Data entries
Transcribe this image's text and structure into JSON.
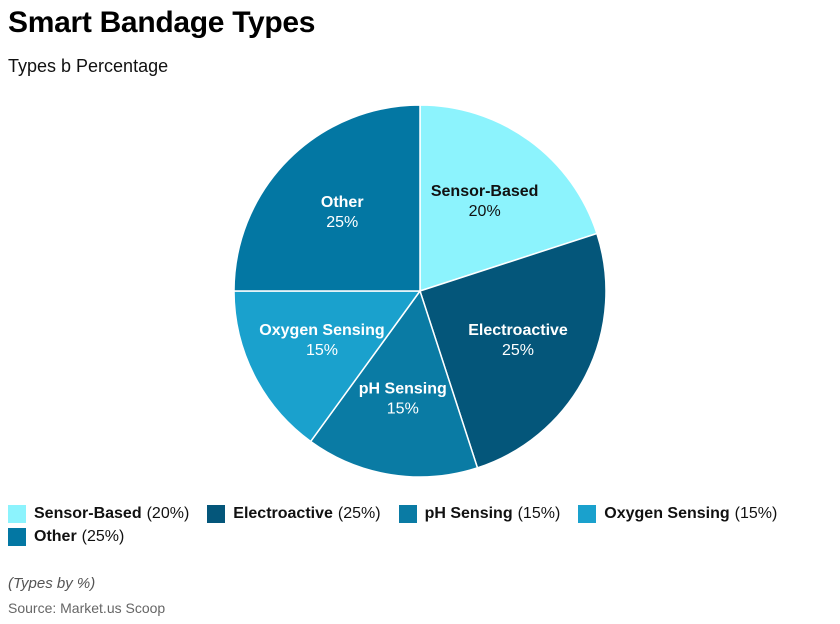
{
  "header": {
    "title": "Smart Bandage Types",
    "subtitle": "Types b Percentage"
  },
  "chart_data": {
    "type": "pie",
    "categories": [
      "Sensor-Based",
      "Electroactive",
      "pH Sensing",
      "Oxygen Sensing",
      "Other"
    ],
    "values": [
      20,
      25,
      15,
      15,
      25
    ],
    "value_labels": [
      "20%",
      "25%",
      "15%",
      "15%",
      "25%"
    ],
    "legend_values": [
      "(20%)",
      "(25%)",
      "(15%)",
      "(15%)",
      "(25%)"
    ],
    "colors": [
      "#8cf3fd",
      "#04567a",
      "#0a7ba4",
      "#1aa1cd",
      "#0377a3"
    ],
    "legend_position": "bottom-left",
    "start_angle": "top, clockwise"
  },
  "footer": {
    "note": "(Types by %)",
    "source": "Source: Market.us Scoop"
  }
}
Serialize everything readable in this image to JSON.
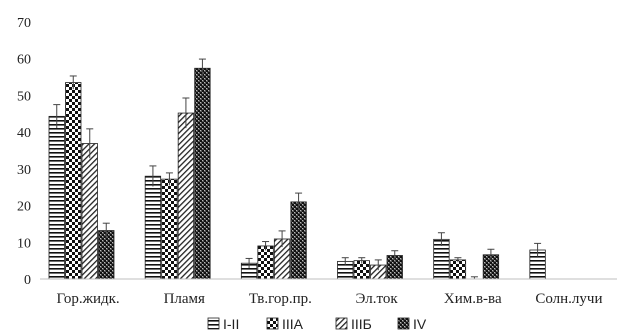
{
  "chart_data": {
    "type": "bar",
    "categories": [
      "Гор.жидк.",
      "Пламя",
      "Тв.гор.пр.",
      "Эл.ток",
      "Хим.в-ва",
      "Солн.лучи"
    ],
    "series": [
      {
        "name": "I-II",
        "values": [
          44.3,
          28.0,
          4.3,
          4.8,
          10.8,
          7.9
        ],
        "errors": [
          3.2,
          2.8,
          1.3,
          1.0,
          1.8,
          1.8
        ],
        "pattern": "hlines"
      },
      {
        "name": "IIIA",
        "values": [
          53.5,
          27.2,
          9.0,
          5.0,
          5.2,
          0
        ],
        "errors": [
          1.8,
          1.7,
          1.2,
          0.8,
          0.6,
          0
        ],
        "pattern": "checker"
      },
      {
        "name": "IIIБ",
        "values": [
          36.9,
          45.2,
          10.9,
          3.8,
          0,
          0
        ],
        "errors": [
          4.0,
          4.1,
          2.2,
          1.4,
          0.6,
          0
        ],
        "pattern": "diag"
      },
      {
        "name": "IV",
        "values": [
          13.2,
          57.4,
          21.0,
          6.4,
          6.6,
          0
        ],
        "errors": [
          2.0,
          2.5,
          2.4,
          1.3,
          1.5,
          0
        ],
        "pattern": "dense"
      }
    ],
    "ylim": [
      0,
      70
    ],
    "yticks": [
      0,
      10,
      20,
      30,
      40,
      50,
      60,
      70
    ],
    "grid": false,
    "legend": "bottom-center"
  }
}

## Task
Locate each line containing the string "image" and show it.

## Final answer
Transcribe this image's text and structure into JSON.
Serialize everything readable in this image to JSON.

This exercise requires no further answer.